▶ [DESCRIÇÃO DA TAREFA]
No texto sobre a palestra de Neil Gaiman, para qual organização ele fez essa palestra?

▶ [TEXTO FORNECIDO]
•••••

Neil
Gaiman, autor renomado que recentemente publicou O Oceano no Fim do Caminho, fez uma palestra para a The Reading Agency falando sobre o
futuro da leitura e das bibliotecas. Gaiman fala com paixão a respeito e
levanta questionamentos sobre como os autores devem sempre escrever verdades
mesmo que contidas na “mentira” fictícia. Confira um resumo da palestra:
“Eu
acho que nós temos responsabilidades para com o futuro. Responsabilidades e
obrigações com as crianças, com os adultos nos quais aquelas crianças vão se
transformar, com o mundo onde eles vão se encontrar habitando. Todos nós – como
leitores, como escritores, como cidadãos – temos obrigações. Pensei em tentar
explicitar algumas dessas obrigações aqui.
Acredito
que temos a obrigação de ler por prazer, em privado e em lugares públicos. Se
lemos por prazer, se os outros nos veem ler, então nós aprendemos, nós
exercitamos a nossa imaginação. Nós mostramos aos outros que a leitura é uma
coisa boa.
Temos a
obrigação de apoiar bibliotecas. De usar bibliotecas, de incentivar outras
pessoas a usarem as bibliotecas, de protestar contra o fechamento de
bibliotecas. Se você não valoriza as bibliotecas, então você desvaloriza
informação ou cultura ou sabedoria. Você está silenciando as vozes do passado e
você está prejudicando o futuro.
Temos a
obrigação de ler em voz alta para os nossos filhos. De ler para eles coisas que
eles gostam. De ler para eles histórias das quais já estamos cansados. De fazer
as vozes para tornar interessante, e não de parar de ler para eles apenas
porque eles aprendem a ler para si mesmos. Use o tempo de leitura em voz alta
como um momento de ligação, como o tempo em que não há telefones sendo
verificados, em que as distrações do mundo são postas de lado.

•••••

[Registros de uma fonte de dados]

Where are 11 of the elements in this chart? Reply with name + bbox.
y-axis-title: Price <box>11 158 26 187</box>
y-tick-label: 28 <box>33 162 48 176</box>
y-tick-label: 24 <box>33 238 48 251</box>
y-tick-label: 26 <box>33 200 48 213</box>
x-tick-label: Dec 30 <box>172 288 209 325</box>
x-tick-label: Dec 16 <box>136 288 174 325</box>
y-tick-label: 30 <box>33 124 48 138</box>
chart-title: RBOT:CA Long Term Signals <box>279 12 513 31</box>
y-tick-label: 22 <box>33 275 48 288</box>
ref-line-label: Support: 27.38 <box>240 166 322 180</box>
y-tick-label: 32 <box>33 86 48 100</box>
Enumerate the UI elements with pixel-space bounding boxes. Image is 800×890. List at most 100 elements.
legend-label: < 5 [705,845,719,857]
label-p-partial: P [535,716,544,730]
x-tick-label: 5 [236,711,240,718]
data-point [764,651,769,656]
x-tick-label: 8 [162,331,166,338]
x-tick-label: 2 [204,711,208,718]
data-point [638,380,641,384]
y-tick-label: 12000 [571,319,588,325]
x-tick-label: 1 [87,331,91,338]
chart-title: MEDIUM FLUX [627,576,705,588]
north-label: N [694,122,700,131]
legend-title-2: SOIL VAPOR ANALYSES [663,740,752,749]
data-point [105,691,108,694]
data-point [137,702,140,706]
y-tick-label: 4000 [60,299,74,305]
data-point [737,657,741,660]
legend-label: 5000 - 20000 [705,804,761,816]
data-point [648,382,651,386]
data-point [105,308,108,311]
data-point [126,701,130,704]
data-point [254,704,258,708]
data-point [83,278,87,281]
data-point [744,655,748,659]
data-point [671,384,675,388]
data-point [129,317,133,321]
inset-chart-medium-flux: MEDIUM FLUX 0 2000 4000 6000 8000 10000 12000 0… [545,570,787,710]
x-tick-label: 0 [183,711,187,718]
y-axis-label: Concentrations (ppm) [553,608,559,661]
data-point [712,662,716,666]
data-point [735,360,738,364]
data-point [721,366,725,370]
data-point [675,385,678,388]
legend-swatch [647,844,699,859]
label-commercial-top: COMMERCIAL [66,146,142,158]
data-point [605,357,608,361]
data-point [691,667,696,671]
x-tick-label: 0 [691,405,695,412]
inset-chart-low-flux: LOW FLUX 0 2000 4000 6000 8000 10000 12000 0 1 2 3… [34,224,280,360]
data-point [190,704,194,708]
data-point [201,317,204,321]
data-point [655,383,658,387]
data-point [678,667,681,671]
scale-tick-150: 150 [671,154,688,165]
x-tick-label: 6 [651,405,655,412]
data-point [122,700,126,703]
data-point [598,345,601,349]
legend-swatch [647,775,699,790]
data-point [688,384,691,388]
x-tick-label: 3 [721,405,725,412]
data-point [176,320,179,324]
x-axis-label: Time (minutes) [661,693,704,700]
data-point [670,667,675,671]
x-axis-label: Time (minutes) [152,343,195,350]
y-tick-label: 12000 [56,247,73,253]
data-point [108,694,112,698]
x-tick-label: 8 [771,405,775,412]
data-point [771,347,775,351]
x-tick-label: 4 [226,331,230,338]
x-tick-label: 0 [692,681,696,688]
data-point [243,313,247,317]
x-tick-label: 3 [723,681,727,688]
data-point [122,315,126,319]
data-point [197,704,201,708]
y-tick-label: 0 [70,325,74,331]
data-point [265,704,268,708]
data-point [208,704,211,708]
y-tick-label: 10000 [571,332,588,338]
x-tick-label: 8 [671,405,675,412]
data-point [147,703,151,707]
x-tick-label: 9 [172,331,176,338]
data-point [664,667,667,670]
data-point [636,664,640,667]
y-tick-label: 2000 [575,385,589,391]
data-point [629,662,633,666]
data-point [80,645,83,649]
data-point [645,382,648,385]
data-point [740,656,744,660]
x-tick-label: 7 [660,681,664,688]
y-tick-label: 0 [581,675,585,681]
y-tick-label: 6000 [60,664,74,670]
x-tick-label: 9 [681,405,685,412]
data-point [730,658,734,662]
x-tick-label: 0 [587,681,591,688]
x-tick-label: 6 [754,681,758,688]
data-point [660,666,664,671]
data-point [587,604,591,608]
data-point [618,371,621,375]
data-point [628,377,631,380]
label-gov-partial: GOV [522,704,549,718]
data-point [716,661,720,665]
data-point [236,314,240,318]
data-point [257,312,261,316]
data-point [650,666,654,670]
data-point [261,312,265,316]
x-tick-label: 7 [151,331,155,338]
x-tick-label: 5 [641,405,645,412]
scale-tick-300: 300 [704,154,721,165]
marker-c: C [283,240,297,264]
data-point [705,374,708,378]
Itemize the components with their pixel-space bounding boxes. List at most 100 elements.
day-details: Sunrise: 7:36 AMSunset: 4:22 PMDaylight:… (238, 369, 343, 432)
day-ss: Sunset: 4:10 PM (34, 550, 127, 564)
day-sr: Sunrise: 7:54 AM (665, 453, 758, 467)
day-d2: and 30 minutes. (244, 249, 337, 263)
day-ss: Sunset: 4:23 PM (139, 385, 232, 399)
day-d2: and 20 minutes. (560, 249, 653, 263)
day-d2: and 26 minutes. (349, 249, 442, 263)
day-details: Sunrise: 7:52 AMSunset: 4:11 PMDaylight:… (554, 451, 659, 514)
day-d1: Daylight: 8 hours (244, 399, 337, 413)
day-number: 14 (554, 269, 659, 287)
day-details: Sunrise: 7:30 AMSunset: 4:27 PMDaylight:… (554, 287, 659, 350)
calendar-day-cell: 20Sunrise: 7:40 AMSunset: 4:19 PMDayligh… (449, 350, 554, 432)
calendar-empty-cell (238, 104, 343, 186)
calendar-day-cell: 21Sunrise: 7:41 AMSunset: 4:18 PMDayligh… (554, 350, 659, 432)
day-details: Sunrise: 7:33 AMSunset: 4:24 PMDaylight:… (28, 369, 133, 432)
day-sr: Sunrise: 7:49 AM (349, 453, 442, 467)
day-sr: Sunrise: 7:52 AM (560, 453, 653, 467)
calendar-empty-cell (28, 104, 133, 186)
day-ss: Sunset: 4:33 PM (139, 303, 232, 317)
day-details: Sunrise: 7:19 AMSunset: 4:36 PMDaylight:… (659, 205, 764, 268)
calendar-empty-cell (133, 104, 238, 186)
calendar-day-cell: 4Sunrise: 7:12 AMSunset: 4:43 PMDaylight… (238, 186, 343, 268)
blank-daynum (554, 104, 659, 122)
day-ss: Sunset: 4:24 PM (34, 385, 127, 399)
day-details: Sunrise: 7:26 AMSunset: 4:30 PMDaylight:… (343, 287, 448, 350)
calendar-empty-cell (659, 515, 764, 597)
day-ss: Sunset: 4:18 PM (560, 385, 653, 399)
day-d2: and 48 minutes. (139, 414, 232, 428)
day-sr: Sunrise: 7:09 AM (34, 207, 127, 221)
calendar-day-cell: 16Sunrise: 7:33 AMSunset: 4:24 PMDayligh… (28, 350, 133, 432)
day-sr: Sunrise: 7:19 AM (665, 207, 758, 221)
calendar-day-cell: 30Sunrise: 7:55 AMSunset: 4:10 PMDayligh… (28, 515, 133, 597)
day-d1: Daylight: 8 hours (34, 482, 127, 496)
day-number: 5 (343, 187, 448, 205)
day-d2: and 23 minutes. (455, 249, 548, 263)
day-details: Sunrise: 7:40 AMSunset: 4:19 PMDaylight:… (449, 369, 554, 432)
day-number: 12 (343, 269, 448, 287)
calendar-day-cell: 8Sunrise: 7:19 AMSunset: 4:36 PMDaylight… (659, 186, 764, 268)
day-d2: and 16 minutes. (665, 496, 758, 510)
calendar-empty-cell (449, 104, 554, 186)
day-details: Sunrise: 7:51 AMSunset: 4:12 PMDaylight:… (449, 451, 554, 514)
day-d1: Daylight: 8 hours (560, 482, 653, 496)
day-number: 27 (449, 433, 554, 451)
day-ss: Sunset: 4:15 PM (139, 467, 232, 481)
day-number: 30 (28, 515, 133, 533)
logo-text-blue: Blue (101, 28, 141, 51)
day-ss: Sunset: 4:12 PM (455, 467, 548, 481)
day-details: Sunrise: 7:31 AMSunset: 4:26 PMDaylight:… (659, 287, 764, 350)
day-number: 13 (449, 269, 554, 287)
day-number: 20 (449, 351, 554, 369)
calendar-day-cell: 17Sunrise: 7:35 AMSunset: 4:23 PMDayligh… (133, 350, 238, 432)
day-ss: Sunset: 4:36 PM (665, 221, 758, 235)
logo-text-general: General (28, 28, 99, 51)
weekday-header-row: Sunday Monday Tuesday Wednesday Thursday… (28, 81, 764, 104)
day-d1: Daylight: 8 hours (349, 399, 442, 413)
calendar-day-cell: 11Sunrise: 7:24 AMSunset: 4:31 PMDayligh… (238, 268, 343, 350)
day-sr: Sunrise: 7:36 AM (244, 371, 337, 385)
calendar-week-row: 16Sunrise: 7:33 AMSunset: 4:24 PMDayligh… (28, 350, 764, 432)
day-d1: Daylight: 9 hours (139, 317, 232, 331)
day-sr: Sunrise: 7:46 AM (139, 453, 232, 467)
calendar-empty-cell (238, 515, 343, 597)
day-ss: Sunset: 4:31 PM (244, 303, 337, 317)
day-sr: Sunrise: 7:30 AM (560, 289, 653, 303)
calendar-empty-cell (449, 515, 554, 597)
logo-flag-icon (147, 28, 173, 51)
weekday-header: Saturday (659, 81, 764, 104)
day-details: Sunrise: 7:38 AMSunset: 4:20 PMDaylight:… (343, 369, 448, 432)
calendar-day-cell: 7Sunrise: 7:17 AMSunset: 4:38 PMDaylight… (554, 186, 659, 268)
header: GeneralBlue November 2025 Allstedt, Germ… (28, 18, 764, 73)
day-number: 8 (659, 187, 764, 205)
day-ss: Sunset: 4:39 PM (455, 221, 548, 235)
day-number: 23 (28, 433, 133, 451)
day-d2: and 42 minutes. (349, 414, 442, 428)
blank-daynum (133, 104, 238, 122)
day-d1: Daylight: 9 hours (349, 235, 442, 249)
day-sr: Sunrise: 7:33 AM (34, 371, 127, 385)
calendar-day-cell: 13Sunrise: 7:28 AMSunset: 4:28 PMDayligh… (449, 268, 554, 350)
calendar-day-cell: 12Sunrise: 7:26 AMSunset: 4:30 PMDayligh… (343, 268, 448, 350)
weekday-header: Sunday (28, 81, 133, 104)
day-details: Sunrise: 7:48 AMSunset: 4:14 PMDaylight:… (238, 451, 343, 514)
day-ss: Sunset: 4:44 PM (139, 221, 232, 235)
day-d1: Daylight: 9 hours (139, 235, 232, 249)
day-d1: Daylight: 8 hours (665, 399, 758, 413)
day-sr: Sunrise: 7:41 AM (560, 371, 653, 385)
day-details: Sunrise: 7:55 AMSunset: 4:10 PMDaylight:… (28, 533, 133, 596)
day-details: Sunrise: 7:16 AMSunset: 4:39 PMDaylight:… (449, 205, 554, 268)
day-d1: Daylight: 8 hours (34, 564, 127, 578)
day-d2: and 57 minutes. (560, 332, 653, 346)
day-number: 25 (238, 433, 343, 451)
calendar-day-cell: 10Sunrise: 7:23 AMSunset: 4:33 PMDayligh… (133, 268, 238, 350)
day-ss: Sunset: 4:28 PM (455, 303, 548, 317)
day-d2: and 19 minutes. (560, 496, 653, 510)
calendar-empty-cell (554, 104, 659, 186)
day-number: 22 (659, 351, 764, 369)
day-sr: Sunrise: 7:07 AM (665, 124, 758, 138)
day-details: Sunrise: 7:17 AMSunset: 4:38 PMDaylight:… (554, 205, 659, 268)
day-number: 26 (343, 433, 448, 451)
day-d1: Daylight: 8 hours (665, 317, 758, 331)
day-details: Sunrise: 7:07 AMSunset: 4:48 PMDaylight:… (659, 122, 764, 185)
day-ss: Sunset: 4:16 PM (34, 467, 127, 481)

•••••

▶ [RESPOSTA DO EXERCÍCIO]
Para a The Reading Agency.